> _Data for this exercise_
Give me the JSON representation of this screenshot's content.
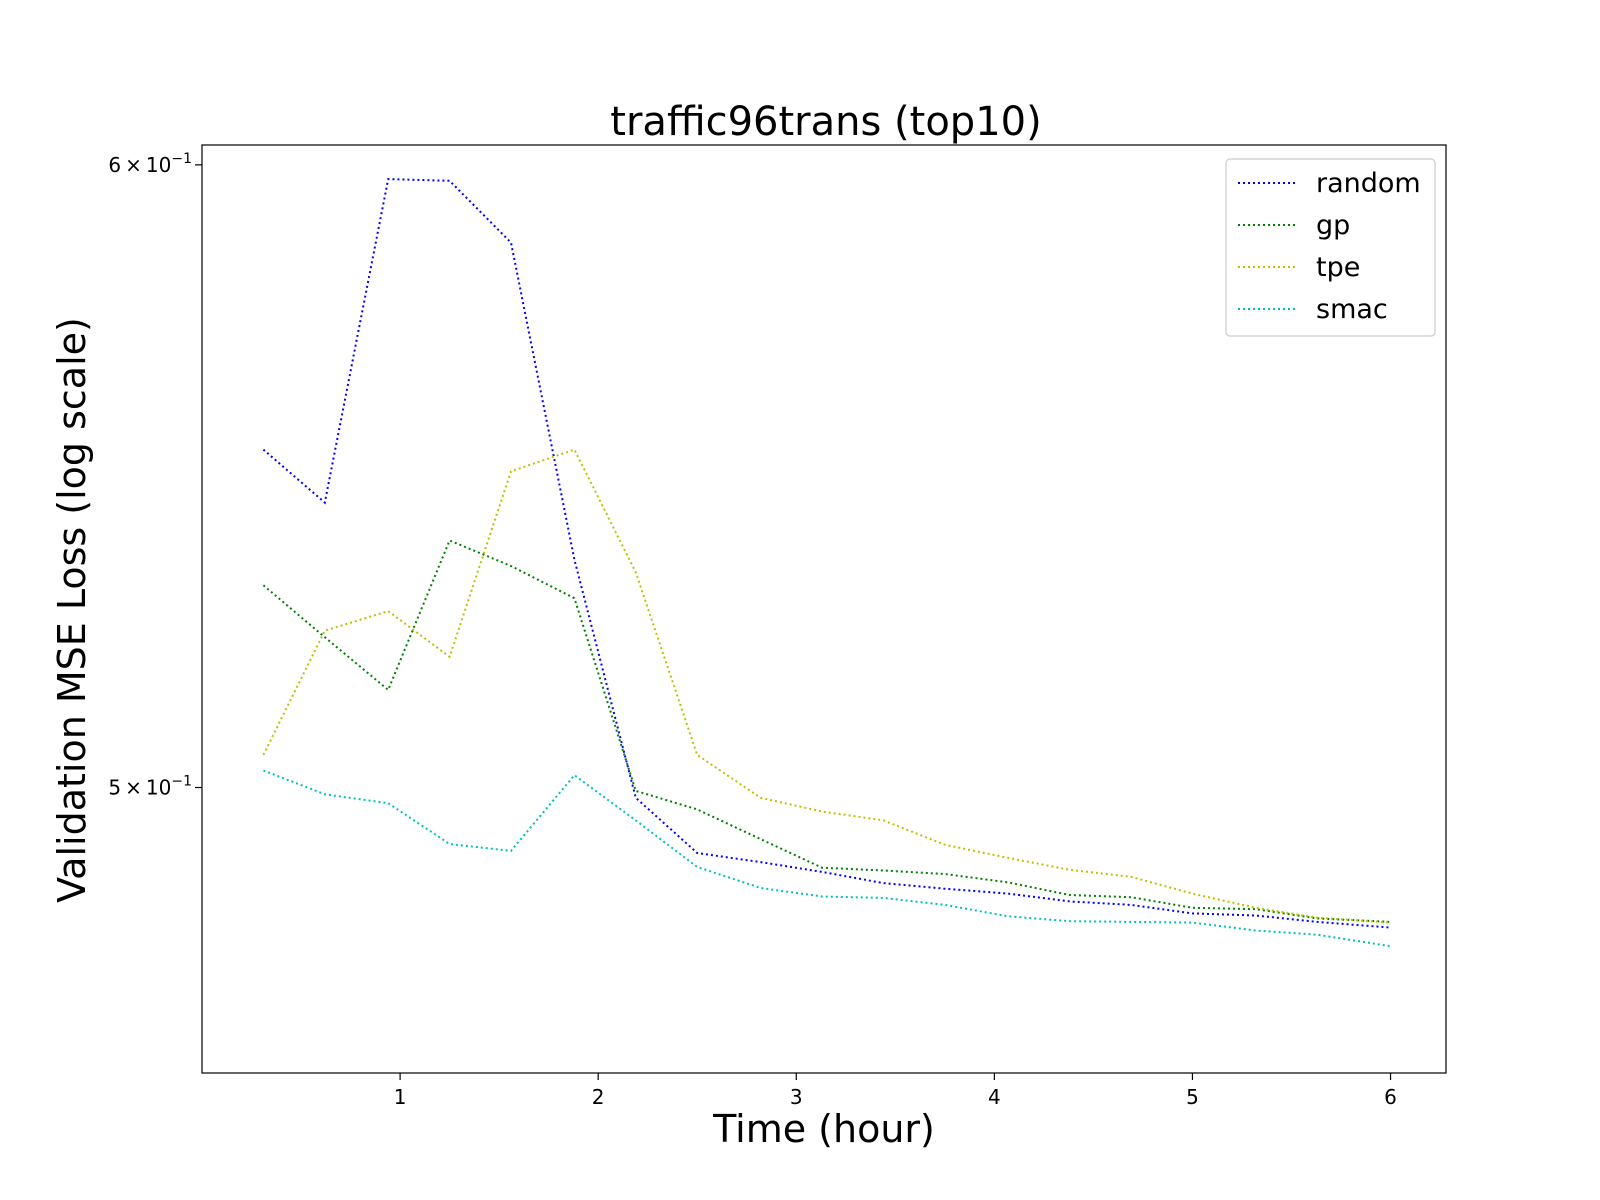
{
  "chart_data": {
    "type": "line",
    "title": "traffic96trans (top10)",
    "xlabel": "Time (hour)",
    "ylabel": "Validation MSE Loss (log scale)",
    "yscale": "log",
    "xlim": [
      0.0,
      6.28
    ],
    "ylim": [
      0.4599,
      0.6035
    ],
    "x_ticks": [
      1,
      2,
      3,
      4,
      5,
      6
    ],
    "x_tick_labels": [
      "1",
      "2",
      "3",
      "4",
      "5",
      "6"
    ],
    "y_ticks": [
      0.5,
      0.6
    ],
    "y_tick_labels": [
      {
        "mantissa": "5",
        "times": "×",
        "base": "10",
        "exponent": "−1"
      },
      {
        "mantissa": "6",
        "times": "×",
        "base": "10",
        "exponent": "−1"
      }
    ],
    "grid": false,
    "legend_position": "top-right",
    "x": [
      0.31,
      0.62,
      0.94,
      1.25,
      1.56,
      1.88,
      2.19,
      2.5,
      2.82,
      3.13,
      3.44,
      3.75,
      4.07,
      4.38,
      4.69,
      5.0,
      5.32,
      5.63,
      6.0
    ],
    "series": [
      {
        "name": "random",
        "color": "#0000ff",
        "values": [
          0.552,
          0.5435,
          0.5975,
          0.5972,
          0.5865,
          0.5345,
          0.4985,
          0.4905,
          0.4892,
          0.4878,
          0.4862,
          0.4854,
          0.4847,
          0.4836,
          0.4831,
          0.4819,
          0.4816,
          0.4807,
          0.4799
        ]
      },
      {
        "name": "gp",
        "color": "#008000",
        "values": [
          0.5305,
          0.5225,
          0.5145,
          0.5375,
          0.5335,
          0.5285,
          0.4995,
          0.4968,
          0.4925,
          0.4884,
          0.488,
          0.4875,
          0.4863,
          0.4845,
          0.4842,
          0.4827,
          0.4825,
          0.4812,
          0.4807
        ]
      },
      {
        "name": "tpe",
        "color": "#bfbf00",
        "values": [
          0.5048,
          0.5235,
          0.5265,
          0.5195,
          0.5485,
          0.552,
          0.5325,
          0.5048,
          0.4985,
          0.4965,
          0.4952,
          0.4917,
          0.4898,
          0.4881,
          0.4871,
          0.4847,
          0.4827,
          0.4813,
          0.4806
        ]
      },
      {
        "name": "smac",
        "color": "#00bfbf",
        "values": [
          0.5025,
          0.499,
          0.4977,
          0.4918,
          0.4908,
          0.5018,
          0.4952,
          0.4885,
          0.4855,
          0.4843,
          0.4841,
          0.4831,
          0.4815,
          0.4808,
          0.4807,
          0.4806,
          0.4795,
          0.4789,
          0.4773
        ]
      }
    ]
  }
}
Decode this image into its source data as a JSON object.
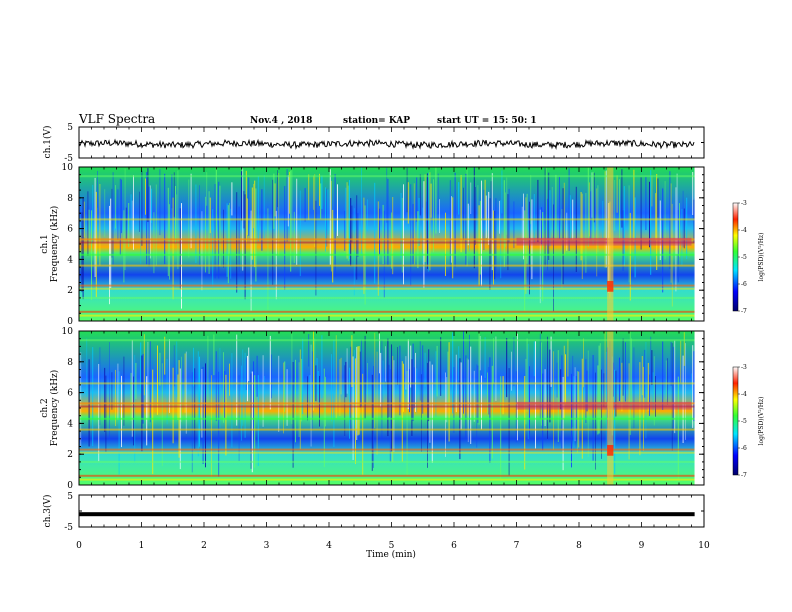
{
  "header": {
    "title": "VLF Spectra",
    "date": "Nov.4 , 2018",
    "station": "station= KAP",
    "start": "start UT = 15: 50: 1"
  },
  "chart_data": [
    {
      "type": "line",
      "panel": "ch1-voltage",
      "ylabel": "ch.1(V)",
      "ylim": [
        -5,
        5
      ],
      "yticks": [
        "5",
        "-5"
      ],
      "xlim": [
        0,
        10
      ],
      "x_end": 9.85,
      "trace_level": -0.5,
      "trace_amplitude": 1.5
    },
    {
      "type": "heatmap",
      "panel": "ch1-spectrogram",
      "ylabel": "ch.1",
      "ylabel2": "Frequency (kHz)",
      "ylim": [
        0,
        10
      ],
      "yticks": [
        "0",
        "2",
        "4",
        "6",
        "8",
        "10"
      ],
      "xlim": [
        0,
        10
      ],
      "x_end": 9.85,
      "colorbar": {
        "label": "log(PSD)(V²/Hz)",
        "range": [
          -7,
          -3
        ],
        "ticks": [
          "-3",
          "-4",
          "-5",
          "-6",
          "-7"
        ]
      }
    },
    {
      "type": "heatmap",
      "panel": "ch2-spectrogram",
      "ylabel": "ch.2",
      "ylabel2": "Frequency (kHz)",
      "ylim": [
        0,
        10
      ],
      "yticks": [
        "0",
        "2",
        "4",
        "6",
        "8",
        "10"
      ],
      "xlim": [
        0,
        10
      ],
      "x_end": 9.85,
      "colorbar": {
        "label": "log(PSD)(V²/Hz)",
        "range": [
          -7,
          -3
        ],
        "ticks": [
          "-3",
          "-4",
          "-5",
          "-6",
          "-7"
        ]
      }
    },
    {
      "type": "line",
      "panel": "ch3-voltage",
      "ylabel": "ch.3(V)",
      "ylim": [
        -5,
        5
      ],
      "yticks": [
        "5",
        "-5"
      ],
      "xlim": [
        0,
        10
      ],
      "x_end": 9.85,
      "trace_level": -1
    }
  ],
  "x_axis": {
    "label": "Time (min)",
    "ticks": [
      "0",
      "1",
      "2",
      "3",
      "4",
      "5",
      "6",
      "7",
      "8",
      "9",
      "10"
    ]
  }
}
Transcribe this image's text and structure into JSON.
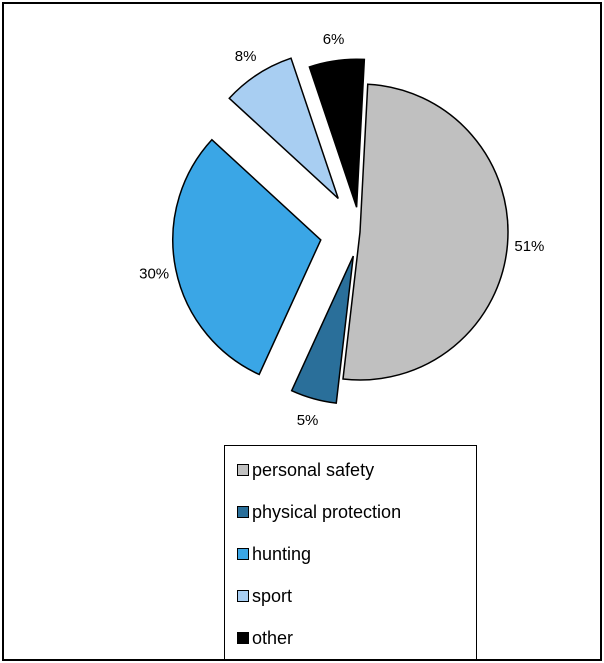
{
  "chart_data": {
    "type": "pie",
    "exploded": true,
    "categories": [
      "personal safety",
      "physical protection",
      "hunting",
      "sport",
      "other"
    ],
    "values": [
      51,
      5,
      30,
      8,
      6
    ],
    "labels": [
      "51%",
      "5%",
      "30%",
      "8%",
      "6%"
    ],
    "colors": [
      "#c0c0c0",
      "#2a6f9a",
      "#3aa6e6",
      "#a8cef2",
      "#000000"
    ],
    "legend_position": "bottom",
    "title": ""
  }
}
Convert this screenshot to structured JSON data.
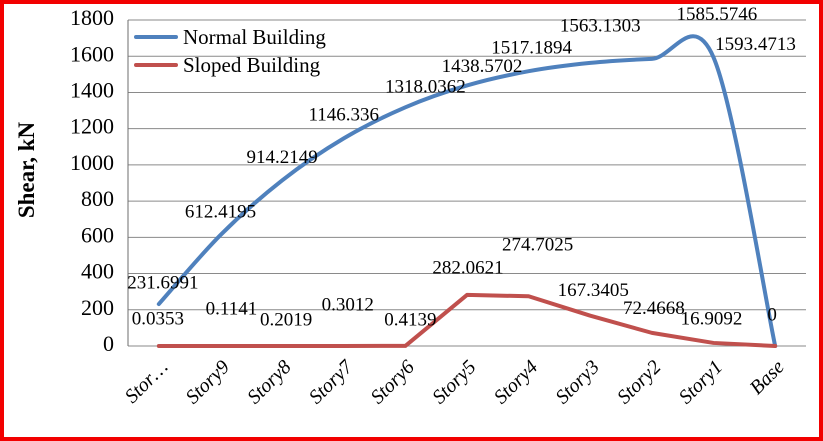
{
  "colors": {
    "frame": "#f20000",
    "grid": "#8a8a8a",
    "axis": "#6e6e6e",
    "text": "#000000",
    "background": "#ffffff"
  },
  "chart_data": {
    "type": "line",
    "title": "",
    "xlabel": "",
    "ylabel": "Shear, kN",
    "grid": true,
    "legend_position": "inside-top-left",
    "categories": [
      "Stor…",
      "Story9",
      "Story8",
      "Story7",
      "Story6",
      "Story5",
      "Story4",
      "Story3",
      "Story2",
      "Story1",
      "Base"
    ],
    "y_axis": {
      "min": 0,
      "max": 1800,
      "step": 200,
      "ticks": [
        "0",
        "200",
        "400",
        "600",
        "800",
        "1000",
        "1200",
        "1400",
        "1600",
        "1800"
      ]
    },
    "series": [
      {
        "name": "Normal Building",
        "color": "#4f81bd",
        "smooth": true,
        "values": [
          231.6991,
          612.4195,
          914.2149,
          1146.336,
          1318.0362,
          1438.5702,
          1517.1894,
          1563.1303,
          1585.5746,
          1593.4713,
          0
        ],
        "labels": [
          "231.6991",
          "612.4195",
          "914.2149",
          "1146.336",
          "1318.0362",
          "1438.5702",
          "1517.1894",
          "1563.1303",
          "1585.5746",
          "1593.4713",
          "0"
        ]
      },
      {
        "name": "Sloped Building",
        "color": "#c0504d",
        "smooth": false,
        "values": [
          0.0353,
          0.1141,
          0.2019,
          0.3012,
          0.4139,
          282.0621,
          274.7025,
          167.3405,
          72.4668,
          16.9092,
          0
        ],
        "labels": [
          "0.0353",
          "0.1141",
          "0.2019",
          "0.3012",
          "0.4139",
          "282.0621",
          "274.7025",
          "167.3405",
          "72.4668",
          "16.9092",
          ""
        ]
      }
    ]
  }
}
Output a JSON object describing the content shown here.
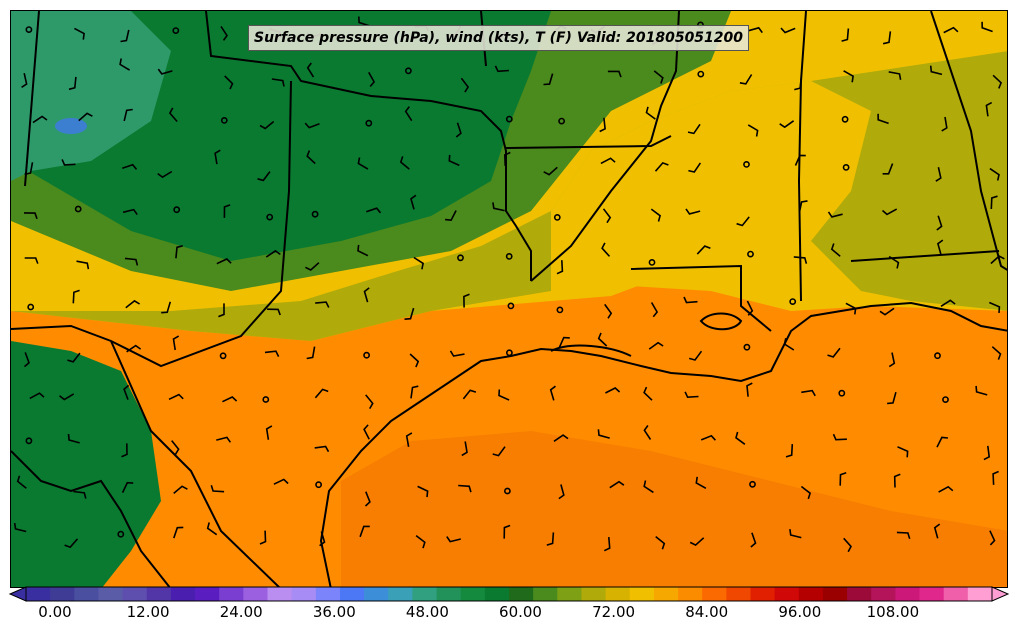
{
  "title": "Surface pressure (hPa), wind (kts), T (F) Valid: 201805051200",
  "colorbar": {
    "tick_labels": [
      "0.00",
      "12.00",
      "24.00",
      "36.00",
      "48.00",
      "60.00",
      "72.00",
      "84.00",
      "96.00",
      "108.00"
    ],
    "colors": [
      "#3a2fa0",
      "#3f3c96",
      "#4a4fa0",
      "#5a5ca8",
      "#5e4fae",
      "#5236a8",
      "#4a1fb0",
      "#5a1ec0",
      "#7a3fd0",
      "#9a60e0",
      "#b98ef0",
      "#a88cf6",
      "#7c84fb",
      "#4c78f5",
      "#3c8ed8",
      "#3aa0b8",
      "#30a080",
      "#22925a",
      "#138a3e",
      "#0a7a30",
      "#206a1c",
      "#4b8a1c",
      "#7ea014",
      "#b0aa0a",
      "#d8b200",
      "#f0c000",
      "#f7a800",
      "#fb8c00",
      "#fb6a00",
      "#f04800",
      "#e02000",
      "#d00808",
      "#b40000",
      "#9a0000",
      "#9c0a3a",
      "#b4145a",
      "#cc1878",
      "#e0288c",
      "#f060aa",
      "#ff9ed2"
    ]
  },
  "map_colors": {
    "ocean": "#ff8c00",
    "gulf_warm": "#f77e00",
    "coast_band": "#f0c000",
    "inland_olive": "#b0aa0a",
    "plains_green": "#4b8a1c",
    "dark_green": "#0a7a30",
    "mountain_teal": "#2e9a6a",
    "cold_spot": "#3c7ed0"
  }
}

> _Stated exercise_
Look through the material and copy each line that has "text".

> _Exercise answer_
Transcribe this image's text and structure into JSON.
    "text": "#000000",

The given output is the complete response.